Représailles

Un collectif breton d'extrême gauche menace les cinémas qui diffuseront le film "Bécassine" (vidéo)

Bécassine est perçue comme un personnage insultant pour ce collectif. - ©Capture d'écran YouTube

Le film "Bécassine" sortira sur les écrans le 20 juin prochain. Le personnage, inspiré d'une domestique bretonne un peu gauche montant à Paris, ne plaît visiblement pas à un collectif d'extrême gauche qui menace d'actions les diffuseurs bretons du film.

Ce ne devait être qu'une comédie familiale et inoffensive, mais pour ce collectif breton classé à l'extrême gauche, la cause devient politique. Dispac'h, un groupe indépendantiste a appelé dans un communiqué (voir ici) au boycott par les cinéma de la région Bretagne du film Bécassine, de Bruno Podalydès qui sortira le 20 juin prochain. En cause? Le personnage de Bécassine, créé en 1905, qui représente selon ses détracteurs une image insultante et témoin d'un passé douloureux.

__Liste des données__
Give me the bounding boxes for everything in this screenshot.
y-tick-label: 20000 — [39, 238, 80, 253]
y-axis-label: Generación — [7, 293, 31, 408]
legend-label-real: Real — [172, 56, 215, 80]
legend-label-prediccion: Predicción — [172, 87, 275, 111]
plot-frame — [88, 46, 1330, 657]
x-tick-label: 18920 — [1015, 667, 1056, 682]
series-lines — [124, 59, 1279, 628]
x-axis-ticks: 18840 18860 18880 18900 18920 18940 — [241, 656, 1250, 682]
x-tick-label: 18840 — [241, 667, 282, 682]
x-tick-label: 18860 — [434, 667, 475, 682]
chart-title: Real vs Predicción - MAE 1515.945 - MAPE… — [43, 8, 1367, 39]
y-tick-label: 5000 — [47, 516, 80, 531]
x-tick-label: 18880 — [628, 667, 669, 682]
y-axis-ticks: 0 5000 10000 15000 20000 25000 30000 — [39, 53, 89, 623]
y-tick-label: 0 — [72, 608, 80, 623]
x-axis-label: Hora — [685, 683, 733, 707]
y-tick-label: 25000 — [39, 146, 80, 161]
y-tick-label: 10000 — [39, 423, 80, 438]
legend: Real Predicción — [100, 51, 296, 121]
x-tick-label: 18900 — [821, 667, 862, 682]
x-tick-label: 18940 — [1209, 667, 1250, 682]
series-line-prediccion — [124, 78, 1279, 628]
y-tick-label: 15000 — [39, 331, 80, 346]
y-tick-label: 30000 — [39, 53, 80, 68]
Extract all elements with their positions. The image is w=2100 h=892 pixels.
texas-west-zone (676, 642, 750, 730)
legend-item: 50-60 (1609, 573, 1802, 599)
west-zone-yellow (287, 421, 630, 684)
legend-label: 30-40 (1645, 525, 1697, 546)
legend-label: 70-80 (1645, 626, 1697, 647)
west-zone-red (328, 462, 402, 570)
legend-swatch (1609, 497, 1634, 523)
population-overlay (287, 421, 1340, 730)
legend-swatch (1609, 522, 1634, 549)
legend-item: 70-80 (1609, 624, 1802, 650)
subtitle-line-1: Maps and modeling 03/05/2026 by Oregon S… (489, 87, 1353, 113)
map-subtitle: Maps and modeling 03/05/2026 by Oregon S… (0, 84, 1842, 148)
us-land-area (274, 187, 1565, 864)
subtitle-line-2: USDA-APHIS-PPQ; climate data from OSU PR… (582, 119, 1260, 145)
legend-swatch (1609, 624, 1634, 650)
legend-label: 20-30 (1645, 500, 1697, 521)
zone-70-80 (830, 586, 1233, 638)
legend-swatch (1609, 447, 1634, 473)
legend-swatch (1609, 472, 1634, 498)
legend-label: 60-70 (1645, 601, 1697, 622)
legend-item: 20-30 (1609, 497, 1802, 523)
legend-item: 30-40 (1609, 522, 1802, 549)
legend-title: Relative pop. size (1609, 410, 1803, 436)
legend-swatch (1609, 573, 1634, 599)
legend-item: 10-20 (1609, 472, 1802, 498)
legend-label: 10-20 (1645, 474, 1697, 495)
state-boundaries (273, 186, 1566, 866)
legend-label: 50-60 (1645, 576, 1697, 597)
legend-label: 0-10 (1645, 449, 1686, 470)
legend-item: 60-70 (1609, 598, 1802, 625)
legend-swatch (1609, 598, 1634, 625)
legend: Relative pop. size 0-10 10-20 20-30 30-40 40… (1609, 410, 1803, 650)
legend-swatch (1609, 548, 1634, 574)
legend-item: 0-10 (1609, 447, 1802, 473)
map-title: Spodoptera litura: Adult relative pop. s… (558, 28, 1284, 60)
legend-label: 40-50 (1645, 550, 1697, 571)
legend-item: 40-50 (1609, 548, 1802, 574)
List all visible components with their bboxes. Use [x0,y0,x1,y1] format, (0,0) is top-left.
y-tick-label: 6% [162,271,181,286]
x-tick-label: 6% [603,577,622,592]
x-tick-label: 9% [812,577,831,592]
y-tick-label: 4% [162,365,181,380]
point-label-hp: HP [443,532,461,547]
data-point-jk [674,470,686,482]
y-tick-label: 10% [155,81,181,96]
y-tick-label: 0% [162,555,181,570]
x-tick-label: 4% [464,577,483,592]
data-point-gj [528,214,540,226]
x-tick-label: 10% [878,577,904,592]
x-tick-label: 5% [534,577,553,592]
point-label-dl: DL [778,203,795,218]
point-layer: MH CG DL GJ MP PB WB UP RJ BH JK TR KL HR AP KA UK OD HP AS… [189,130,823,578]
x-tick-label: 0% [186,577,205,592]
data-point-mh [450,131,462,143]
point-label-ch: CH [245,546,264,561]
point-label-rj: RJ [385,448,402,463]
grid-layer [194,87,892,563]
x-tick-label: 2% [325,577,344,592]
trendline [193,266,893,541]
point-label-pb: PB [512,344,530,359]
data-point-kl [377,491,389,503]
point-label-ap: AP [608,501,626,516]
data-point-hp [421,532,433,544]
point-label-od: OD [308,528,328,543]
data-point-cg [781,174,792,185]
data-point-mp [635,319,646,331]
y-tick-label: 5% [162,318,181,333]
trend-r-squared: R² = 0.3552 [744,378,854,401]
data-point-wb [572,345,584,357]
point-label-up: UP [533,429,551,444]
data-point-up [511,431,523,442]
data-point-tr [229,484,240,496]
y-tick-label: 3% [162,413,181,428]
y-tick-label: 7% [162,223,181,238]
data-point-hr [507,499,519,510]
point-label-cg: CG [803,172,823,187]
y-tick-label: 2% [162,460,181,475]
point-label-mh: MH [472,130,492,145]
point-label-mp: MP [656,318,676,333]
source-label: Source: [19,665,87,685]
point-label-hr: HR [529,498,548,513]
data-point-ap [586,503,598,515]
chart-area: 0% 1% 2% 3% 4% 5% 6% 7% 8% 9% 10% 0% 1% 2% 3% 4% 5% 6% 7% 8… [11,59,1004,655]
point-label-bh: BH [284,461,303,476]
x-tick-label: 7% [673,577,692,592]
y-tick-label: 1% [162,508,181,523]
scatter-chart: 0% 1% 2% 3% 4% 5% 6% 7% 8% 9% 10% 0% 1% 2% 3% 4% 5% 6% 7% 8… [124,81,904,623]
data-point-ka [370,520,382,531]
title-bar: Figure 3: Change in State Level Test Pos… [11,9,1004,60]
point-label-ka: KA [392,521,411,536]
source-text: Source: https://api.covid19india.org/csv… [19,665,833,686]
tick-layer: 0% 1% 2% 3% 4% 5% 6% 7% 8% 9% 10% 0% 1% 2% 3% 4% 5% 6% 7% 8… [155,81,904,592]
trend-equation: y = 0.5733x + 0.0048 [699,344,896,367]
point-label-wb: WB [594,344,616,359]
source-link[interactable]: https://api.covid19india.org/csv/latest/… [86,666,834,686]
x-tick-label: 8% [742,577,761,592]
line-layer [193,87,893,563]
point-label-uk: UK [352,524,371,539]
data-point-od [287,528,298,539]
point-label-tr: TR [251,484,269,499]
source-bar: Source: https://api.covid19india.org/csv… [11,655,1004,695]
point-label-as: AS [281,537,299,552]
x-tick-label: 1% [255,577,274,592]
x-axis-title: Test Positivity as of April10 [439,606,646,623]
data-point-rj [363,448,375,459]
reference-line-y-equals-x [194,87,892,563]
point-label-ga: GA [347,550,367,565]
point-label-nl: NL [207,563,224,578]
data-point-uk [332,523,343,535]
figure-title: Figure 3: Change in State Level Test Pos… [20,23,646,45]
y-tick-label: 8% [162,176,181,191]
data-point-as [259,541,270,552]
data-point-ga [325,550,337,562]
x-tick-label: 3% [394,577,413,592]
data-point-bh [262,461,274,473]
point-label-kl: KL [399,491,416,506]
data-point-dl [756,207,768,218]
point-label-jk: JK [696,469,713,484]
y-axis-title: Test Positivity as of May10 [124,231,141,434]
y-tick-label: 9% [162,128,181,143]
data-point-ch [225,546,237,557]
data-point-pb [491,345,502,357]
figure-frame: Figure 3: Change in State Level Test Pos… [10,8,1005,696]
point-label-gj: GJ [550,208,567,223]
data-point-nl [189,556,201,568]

__Série d'exercices__
- 1) Selon l'article sur le film « Bécassine », en quelle année le personnage de Bécassine a-t-il été créé ?
- 2) Reprenez l'article sur le film « Bécassine » à la suite de sa dernière phrase et poursuivez-le.

__Corrigé des activités__
- 1) Le personnage de Bécassine a été créé en 1905.

- 2)
Bécassine, créée en 1905 est en effet un personnage mélangeant naïveté et gaucherie qui quitte sa Bretagne natale pour devenir domestique à Paris. Le film qui sortira sur les écrans a d'ailleurs volontairement occulté les origines bretonnes du personnage, sans doute pour ne pas froisser la région. Mais cela n'a pas suffi au collectif Dispac'h.

"Ce film insultant ne pourra passer en Bretagne sans en payer le prix et nous ferons en sorte qu’il soit le plus élevé possible" annoncent ainsi ces militants qui critiquent également le message de ce film montrant une "bourgeoisie parisienne" qui aime "se moquer des individus qu'elle exploite et opprime à longueur de journée". Pour le collectif, on est bien loin de la simple comédie familiale avec une œuvre qui est "une insulte à la mémoire de notre peuple, une insulte à toutes les femmes de Bretagne, et à toutes les femmes qui connaissent ou ont connu l’immigration". Etant entendu par "immigration" le fait de quitter la Bretagne, généralement pour chercher un avenir meilleur (à tort ou à raison) en région parisienne.

(voir ci-dessous la bande-annonce du film)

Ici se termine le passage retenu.